■ What is required
Give the material once more, word for word, without any images.

■ Records supplied
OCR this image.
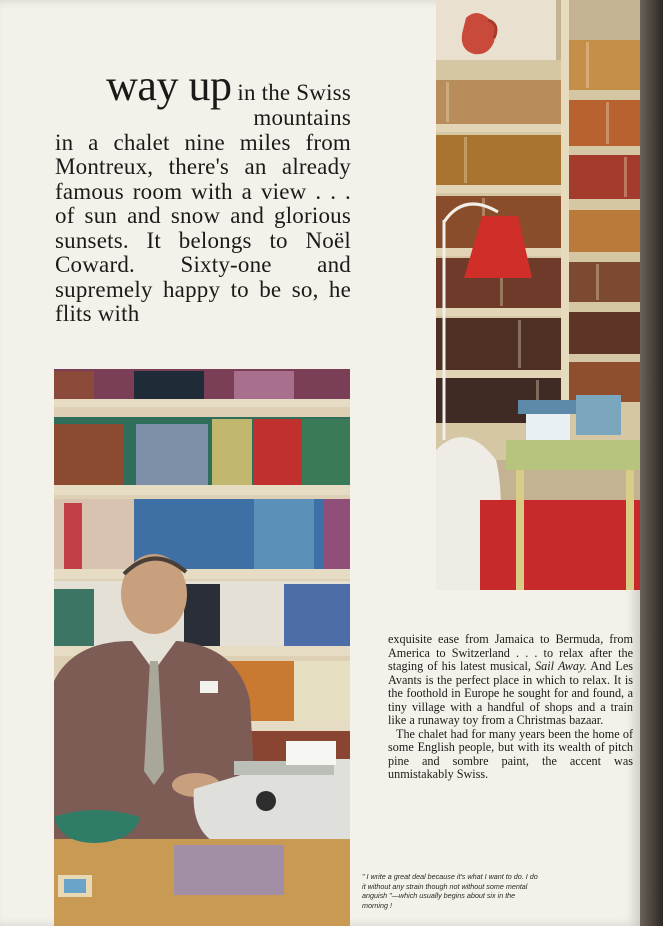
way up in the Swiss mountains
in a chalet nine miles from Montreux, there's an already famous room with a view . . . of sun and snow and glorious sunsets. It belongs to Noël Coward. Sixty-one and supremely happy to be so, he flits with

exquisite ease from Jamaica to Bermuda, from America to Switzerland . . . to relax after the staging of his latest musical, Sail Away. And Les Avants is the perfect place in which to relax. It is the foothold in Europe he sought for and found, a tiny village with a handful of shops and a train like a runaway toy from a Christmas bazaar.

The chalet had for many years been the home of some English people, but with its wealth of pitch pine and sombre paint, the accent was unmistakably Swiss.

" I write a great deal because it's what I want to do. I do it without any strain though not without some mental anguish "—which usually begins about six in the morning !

■ Expected answer
OCR this image.
way up in the Swiss mountains
in a chalet nine miles from Montreux, there's an already famous room with a view . . . of sun and snow and glorious sunsets. It belongs to Noël Coward. Sixty-one and supremely happy to be so, he flits with

exquisite ease from Jamaica to Bermuda, from America to Switzerland . . . to relax after the staging of his latest musical, Sail Away. And Les Avants is the perfect place in which to relax. It is the foothold in Europe he sought for and found, a tiny village with a handful of shops and a train like a runaway toy from a Christmas bazaar.

The chalet had for many years been the home of some English people, but with its wealth of pitch pine and sombre paint, the accent was unmistakably Swiss.

" I write a great deal because it's what I want to do. I do it without any strain though not without some mental anguish "—which usually begins about six in the morning !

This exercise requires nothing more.